Work to do:
Without the pictures, return each record as it appears.

- - - - -

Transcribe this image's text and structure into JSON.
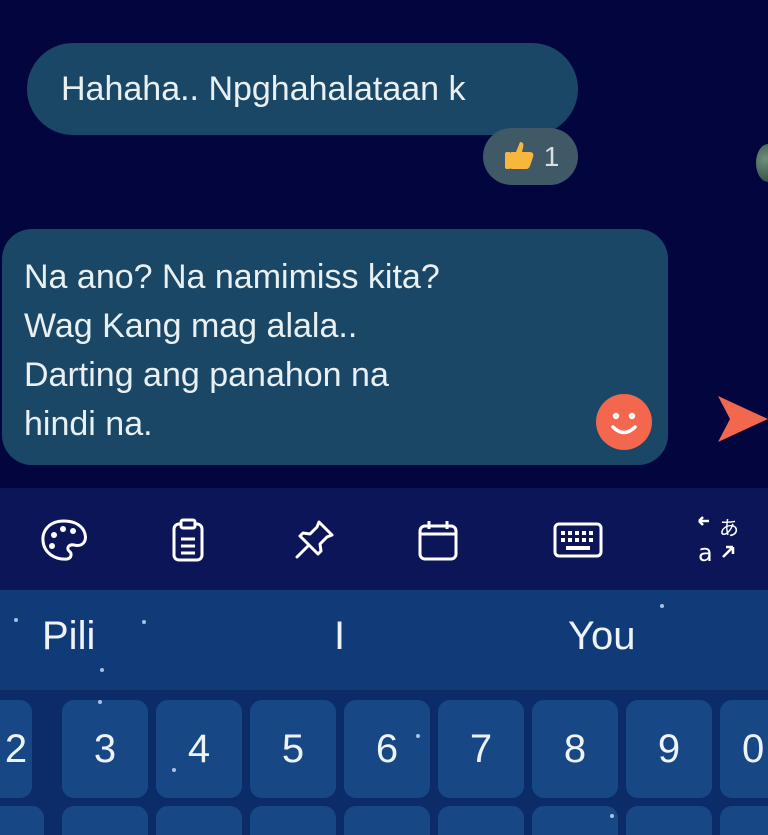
{
  "chat": {
    "received_message": "Hahaha.. Npghahalataan k",
    "reaction": {
      "icon": "thumbs-up-icon",
      "count": "1"
    },
    "compose_lines": [
      "Na ano? Na namimiss kita?",
      "Wag Kang mag alala..",
      "Darting ang panahon na",
      "hindi na."
    ]
  },
  "toolbar": {
    "items": [
      {
        "icon": "palette-icon"
      },
      {
        "icon": "clipboard-icon"
      },
      {
        "icon": "pin-icon"
      },
      {
        "icon": "calendar-icon"
      },
      {
        "icon": "keyboard-icon"
      },
      {
        "icon": "translate-icon"
      }
    ]
  },
  "suggestions": [
    "Pili",
    "I",
    "You"
  ],
  "keyboard": {
    "number_row": [
      "2",
      "3",
      "4",
      "5",
      "6",
      "7",
      "8",
      "9",
      "0"
    ]
  },
  "colors": {
    "background": "#03053f",
    "bubble": "#1b4766",
    "accent": "#f2674d",
    "toolbar": "#0c1557",
    "suggestion_bar": "#113a78",
    "key": "#174885"
  }
}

- - - - -

Solution to the exercise:
Transcribe this image's text and structure into JSON.
{
  "chat": {
    "received_message": "Hahaha.. Npghahalataan k",
    "reaction": {
      "icon": "thumbs-up-icon",
      "count": "1"
    },
    "compose_lines": [
      "Na ano? Na namimiss kita?",
      "Wag Kang mag alala..",
      "Darting ang panahon na",
      "hindi na."
    ]
  },
  "toolbar": {
    "items": [
      {
        "icon": "palette-icon"
      },
      {
        "icon": "clipboard-icon"
      },
      {
        "icon": "pin-icon"
      },
      {
        "icon": "calendar-icon"
      },
      {
        "icon": "keyboard-icon"
      },
      {
        "icon": "translate-icon"
      }
    ]
  },
  "suggestions": [
    "Pili",
    "I",
    "You"
  ],
  "keyboard": {
    "number_row": [
      "2",
      "3",
      "4",
      "5",
      "6",
      "7",
      "8",
      "9",
      "0"
    ]
  },
  "colors": {
    "background": "#03053f",
    "bubble": "#1b4766",
    "accent": "#f2674d",
    "toolbar": "#0c1557",
    "suggestion_bar": "#113a78",
    "key": "#174885"
  }
}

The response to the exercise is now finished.